Records from a dataset:

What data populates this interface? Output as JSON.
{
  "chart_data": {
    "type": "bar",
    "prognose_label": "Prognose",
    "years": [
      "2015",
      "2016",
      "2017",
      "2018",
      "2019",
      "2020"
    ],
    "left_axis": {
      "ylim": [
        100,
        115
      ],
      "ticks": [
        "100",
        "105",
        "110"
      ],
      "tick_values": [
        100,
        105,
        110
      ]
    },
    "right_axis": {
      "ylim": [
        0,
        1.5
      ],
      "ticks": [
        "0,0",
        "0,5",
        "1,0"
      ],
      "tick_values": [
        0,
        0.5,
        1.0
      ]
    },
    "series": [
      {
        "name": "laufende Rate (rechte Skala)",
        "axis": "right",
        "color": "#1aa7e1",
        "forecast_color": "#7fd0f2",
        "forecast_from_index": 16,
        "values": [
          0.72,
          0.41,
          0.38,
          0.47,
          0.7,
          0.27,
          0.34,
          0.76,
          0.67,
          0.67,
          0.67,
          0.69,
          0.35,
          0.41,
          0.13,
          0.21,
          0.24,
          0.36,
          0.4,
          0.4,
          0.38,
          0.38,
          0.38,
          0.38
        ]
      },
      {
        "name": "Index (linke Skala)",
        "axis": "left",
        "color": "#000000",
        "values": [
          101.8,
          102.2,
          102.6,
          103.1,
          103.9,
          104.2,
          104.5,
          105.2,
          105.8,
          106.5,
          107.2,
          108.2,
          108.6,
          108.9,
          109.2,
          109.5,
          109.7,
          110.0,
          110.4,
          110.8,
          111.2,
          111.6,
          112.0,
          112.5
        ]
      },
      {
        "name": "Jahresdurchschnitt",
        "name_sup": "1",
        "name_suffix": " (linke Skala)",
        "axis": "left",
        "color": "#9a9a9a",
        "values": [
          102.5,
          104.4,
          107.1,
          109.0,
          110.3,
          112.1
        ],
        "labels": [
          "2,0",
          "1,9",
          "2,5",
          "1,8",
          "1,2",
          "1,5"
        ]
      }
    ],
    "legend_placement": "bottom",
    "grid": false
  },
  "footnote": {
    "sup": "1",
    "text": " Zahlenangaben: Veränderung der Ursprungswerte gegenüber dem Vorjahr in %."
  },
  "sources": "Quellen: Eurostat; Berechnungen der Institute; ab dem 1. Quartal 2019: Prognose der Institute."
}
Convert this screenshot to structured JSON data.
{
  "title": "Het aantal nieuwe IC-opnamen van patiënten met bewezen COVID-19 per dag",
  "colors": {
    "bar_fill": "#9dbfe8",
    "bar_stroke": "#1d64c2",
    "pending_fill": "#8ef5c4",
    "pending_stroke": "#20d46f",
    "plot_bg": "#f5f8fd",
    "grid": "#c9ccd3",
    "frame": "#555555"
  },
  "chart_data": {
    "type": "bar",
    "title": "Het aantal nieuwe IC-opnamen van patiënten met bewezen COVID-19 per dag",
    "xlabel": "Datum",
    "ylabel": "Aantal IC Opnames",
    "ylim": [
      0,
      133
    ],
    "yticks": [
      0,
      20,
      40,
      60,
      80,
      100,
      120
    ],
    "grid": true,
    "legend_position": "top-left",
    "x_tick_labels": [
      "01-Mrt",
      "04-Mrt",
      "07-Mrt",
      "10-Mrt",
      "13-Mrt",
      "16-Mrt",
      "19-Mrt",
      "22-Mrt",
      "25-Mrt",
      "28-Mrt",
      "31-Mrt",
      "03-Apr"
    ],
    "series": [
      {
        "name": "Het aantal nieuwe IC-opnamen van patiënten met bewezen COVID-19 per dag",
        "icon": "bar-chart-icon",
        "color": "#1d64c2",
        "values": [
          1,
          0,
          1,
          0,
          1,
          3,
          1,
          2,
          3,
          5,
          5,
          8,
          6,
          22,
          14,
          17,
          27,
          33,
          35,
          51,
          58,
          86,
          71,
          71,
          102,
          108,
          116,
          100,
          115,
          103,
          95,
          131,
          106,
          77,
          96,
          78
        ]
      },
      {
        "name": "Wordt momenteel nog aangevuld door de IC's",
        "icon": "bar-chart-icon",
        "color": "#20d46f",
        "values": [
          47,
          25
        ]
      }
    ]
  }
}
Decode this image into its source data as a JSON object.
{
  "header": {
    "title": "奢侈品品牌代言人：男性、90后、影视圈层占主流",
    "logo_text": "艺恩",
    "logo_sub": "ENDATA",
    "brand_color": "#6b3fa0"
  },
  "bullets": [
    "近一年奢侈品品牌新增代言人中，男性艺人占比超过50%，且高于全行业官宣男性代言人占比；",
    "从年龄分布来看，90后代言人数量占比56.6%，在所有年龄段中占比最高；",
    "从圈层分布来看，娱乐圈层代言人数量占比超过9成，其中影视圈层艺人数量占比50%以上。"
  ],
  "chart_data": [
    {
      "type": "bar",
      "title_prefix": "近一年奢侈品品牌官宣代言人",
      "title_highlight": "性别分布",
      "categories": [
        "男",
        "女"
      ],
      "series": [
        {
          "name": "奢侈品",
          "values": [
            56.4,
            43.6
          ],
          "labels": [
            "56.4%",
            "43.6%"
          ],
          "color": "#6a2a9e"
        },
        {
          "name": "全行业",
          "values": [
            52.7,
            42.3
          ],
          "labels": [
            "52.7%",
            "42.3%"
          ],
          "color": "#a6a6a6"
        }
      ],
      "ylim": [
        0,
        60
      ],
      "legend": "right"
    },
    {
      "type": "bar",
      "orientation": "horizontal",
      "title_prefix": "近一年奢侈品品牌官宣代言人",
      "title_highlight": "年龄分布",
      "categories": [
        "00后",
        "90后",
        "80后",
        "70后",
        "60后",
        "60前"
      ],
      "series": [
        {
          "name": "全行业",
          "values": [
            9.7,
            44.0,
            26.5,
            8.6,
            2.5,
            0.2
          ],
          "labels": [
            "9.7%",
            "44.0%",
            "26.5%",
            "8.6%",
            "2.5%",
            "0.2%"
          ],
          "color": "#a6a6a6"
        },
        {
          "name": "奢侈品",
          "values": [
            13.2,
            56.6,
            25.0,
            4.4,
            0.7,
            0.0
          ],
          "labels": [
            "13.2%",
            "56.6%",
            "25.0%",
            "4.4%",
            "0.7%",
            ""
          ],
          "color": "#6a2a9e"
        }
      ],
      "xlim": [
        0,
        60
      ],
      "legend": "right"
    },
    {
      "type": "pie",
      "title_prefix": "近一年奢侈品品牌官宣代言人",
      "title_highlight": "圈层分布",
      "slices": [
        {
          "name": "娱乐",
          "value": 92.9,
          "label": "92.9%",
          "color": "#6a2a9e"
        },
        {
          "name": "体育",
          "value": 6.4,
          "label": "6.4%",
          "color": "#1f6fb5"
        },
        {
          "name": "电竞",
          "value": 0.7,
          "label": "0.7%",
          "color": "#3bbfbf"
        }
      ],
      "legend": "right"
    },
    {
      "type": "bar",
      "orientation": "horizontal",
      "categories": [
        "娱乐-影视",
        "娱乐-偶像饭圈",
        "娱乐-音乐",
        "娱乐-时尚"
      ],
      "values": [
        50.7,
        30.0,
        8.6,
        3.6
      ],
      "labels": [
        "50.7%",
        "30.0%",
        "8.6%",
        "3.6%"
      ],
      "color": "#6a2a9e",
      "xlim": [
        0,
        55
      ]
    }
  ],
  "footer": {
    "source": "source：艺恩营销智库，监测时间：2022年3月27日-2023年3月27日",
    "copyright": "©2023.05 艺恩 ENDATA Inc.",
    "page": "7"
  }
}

> EXERCISE DIRECTIONS
Produce an exact copy of the whole listing.

> WRITTEN SOLUTION
What data populates this interface? Output as JSON.
{
  "chart_data": {
    "type": "bar",
    "prognose_label": "Prognose",
    "years": [
      "2015",
      "2016",
      "2017",
      "2018",
      "2019",
      "2020"
    ],
    "left_axis": {
      "ylim": [
        100,
        115
      ],
      "ticks": [
        "100",
        "105",
        "110"
      ],
      "tick_values": [
        100,
        105,
        110
      ]
    },
    "right_axis": {
      "ylim": [
        0,
        1.5
      ],
      "ticks": [
        "0,0",
        "0,5",
        "1,0"
      ],
      "tick_values": [
        0,
        0.5,
        1.0
      ]
    },
    "series": [
      {
        "name": "laufende Rate (rechte Skala)",
        "axis": "right",
        "color": "#1aa7e1",
        "forecast_color": "#7fd0f2",
        "forecast_from_index": 16,
        "values": [
          0.72,
          0.41,
          0.38,
          0.47,
          0.7,
          0.27,
          0.34,
          0.76,
          0.67,
          0.67,
          0.67,
          0.69,
          0.35,
          0.41,
          0.13,
          0.21,
          0.24,
          0.36,
          0.4,
          0.4,
          0.38,
          0.38,
          0.38,
          0.38
        ]
      },
      {
        "name": "Index (linke Skala)",
        "axis": "left",
        "color": "#000000",
        "values": [
          101.8,
          102.2,
          102.6,
          103.1,
          103.9,
          104.2,
          104.5,
          105.2,
          105.8,
          106.5,
          107.2,
          108.2,
          108.6,
          108.9,
          109.2,
          109.5,
          109.7,
          110.0,
          110.4,
          110.8,
          111.2,
          111.6,
          112.0,
          112.5
        ]
      },
      {
        "name": "Jahresdurchschnitt",
        "name_sup": "1",
        "name_suffix": " (linke Skala)",
        "axis": "left",
        "color": "#9a9a9a",
        "values": [
          102.5,
          104.4,
          107.1,
          109.0,
          110.3,
          112.1
        ],
        "labels": [
          "2,0",
          "1,9",
          "2,5",
          "1,8",
          "1,2",
          "1,5"
        ]
      }
    ],
    "legend_placement": "bottom",
    "grid": false
  },
  "footnote": {
    "sup": "1",
    "text": " Zahlenangaben: Veränderung der Ursprungswerte gegenüber dem Vorjahr in %."
  },
  "sources": "Quellen: Eurostat; Berechnungen der Institute; ab dem 1. Quartal 2019: Prognose der Institute."
}
Convert this screenshot to structured JSON data.
{
  "title": "Het aantal nieuwe IC-opnamen van patiënten met bewezen COVID-19 per dag",
  "colors": {
    "bar_fill": "#9dbfe8",
    "bar_stroke": "#1d64c2",
    "pending_fill": "#8ef5c4",
    "pending_stroke": "#20d46f",
    "plot_bg": "#f5f8fd",
    "grid": "#c9ccd3",
    "frame": "#555555"
  },
  "chart_data": {
    "type": "bar",
    "title": "Het aantal nieuwe IC-opnamen van patiënten met bewezen COVID-19 per dag",
    "xlabel": "Datum",
    "ylabel": "Aantal IC Opnames",
    "ylim": [
      0,
      133
    ],
    "yticks": [
      0,
      20,
      40,
      60,
      80,
      100,
      120
    ],
    "grid": true,
    "legend_position": "top-left",
    "x_tick_labels": [
      "01-Mrt",
      "04-Mrt",
      "07-Mrt",
      "10-Mrt",
      "13-Mrt",
      "16-Mrt",
      "19-Mrt",
      "22-Mrt",
      "25-Mrt",
      "28-Mrt",
      "31-Mrt",
      "03-Apr"
    ],
    "series": [
      {
        "name": "Het aantal nieuwe IC-opnamen van patiënten met bewezen COVID-19 per dag",
        "icon": "bar-chart-icon",
        "color": "#1d64c2",
        "values": [
          1,
          0,
          1,
          0,
          1,
          3,
          1,
          2,
          3,
          5,
          5,
          8,
          6,
          22,
          14,
          17,
          27,
          33,
          35,
          51,
          58,
          86,
          71,
          71,
          102,
          108,
          116,
          100,
          115,
          103,
          95,
          131,
          106,
          77,
          96,
          78
        ]
      },
      {
        "name": "Wordt momenteel nog aangevuld door de IC's",
        "icon": "bar-chart-icon",
        "color": "#20d46f",
        "values": [
          47,
          25
        ]
      }
    ]
  }
}
Decode this image into its source data as a JSON object.
{
  "header": {
    "title": "奢侈品品牌代言人：男性、90后、影视圈层占主流",
    "logo_text": "艺恩",
    "logo_sub": "ENDATA",
    "brand_color": "#6b3fa0"
  },
  "bullets": [
    "近一年奢侈品品牌新增代言人中，男性艺人占比超过50%，且高于全行业官宣男性代言人占比；",
    "从年龄分布来看，90后代言人数量占比56.6%，在所有年龄段中占比最高；",
    "从圈层分布来看，娱乐圈层代言人数量占比超过9成，其中影视圈层艺人数量占比50%以上。"
  ],
  "chart_data": [
    {
      "type": "bar",
      "title_prefix": "近一年奢侈品品牌官宣代言人",
      "title_highlight": "性别分布",
      "categories": [
        "男",
        "女"
      ],
      "series": [
        {
          "name": "奢侈品",
          "values": [
            56.4,
            43.6
          ],
          "labels": [
            "56.4%",
            "43.6%"
          ],
          "color": "#6a2a9e"
        },
        {
          "name": "全行业",
          "values": [
            52.7,
            42.3
          ],
          "labels": [
            "52.7%",
            "42.3%"
          ],
          "color": "#a6a6a6"
        }
      ],
      "ylim": [
        0,
        60
      ],
      "legend": "right"
    },
    {
      "type": "bar",
      "orientation": "horizontal",
      "title_prefix": "近一年奢侈品品牌官宣代言人",
      "title_highlight": "年龄分布",
      "categories": [
        "00后",
        "90后",
        "80后",
        "70后",
        "60后",
        "60前"
      ],
      "series": [
        {
          "name": "全行业",
          "values": [
            9.7,
            44.0,
            26.5,
            8.6,
            2.5,
            0.2
          ],
          "labels": [
            "9.7%",
            "44.0%",
            "26.5%",
            "8.6%",
            "2.5%",
            "0.2%"
          ],
          "color": "#a6a6a6"
        },
        {
          "name": "奢侈品",
          "values": [
            13.2,
            56.6,
            25.0,
            4.4,
            0.7,
            0.0
          ],
          "labels": [
            "13.2%",
            "56.6%",
            "25.0%",
            "4.4%",
            "0.7%",
            ""
          ],
          "color": "#6a2a9e"
        }
      ],
      "xlim": [
        0,
        60
      ],
      "legend": "right"
    },
    {
      "type": "pie",
      "title_prefix": "近一年奢侈品品牌官宣代言人",
      "title_highlight": "圈层分布",
      "slices": [
        {
          "name": "娱乐",
          "value": 92.9,
          "label": "92.9%",
          "color": "#6a2a9e"
        },
        {
          "name": "体育",
          "value": 6.4,
          "label": "6.4%",
          "color": "#1f6fb5"
        },
        {
          "name": "电竞",
          "value": 0.7,
          "label": "0.7%",
          "color": "#3bbfbf"
        }
      ],
      "legend": "right"
    },
    {
      "type": "bar",
      "orientation": "horizontal",
      "categories": [
        "娱乐-影视",
        "娱乐-偶像饭圈",
        "娱乐-音乐",
        "娱乐-时尚"
      ],
      "values": [
        50.7,
        30.0,
        8.6,
        3.6
      ],
      "labels": [
        "50.7%",
        "30.0%",
        "8.6%",
        "3.6%"
      ],
      "color": "#6a2a9e",
      "xlim": [
        0,
        55
      ]
    }
  ],
  "footer": {
    "source": "source：艺恩营销智库，监测时间：2022年3月27日-2023年3月27日",
    "copyright": "©2023.05 艺恩 ENDATA Inc.",
    "page": "7"
  }
}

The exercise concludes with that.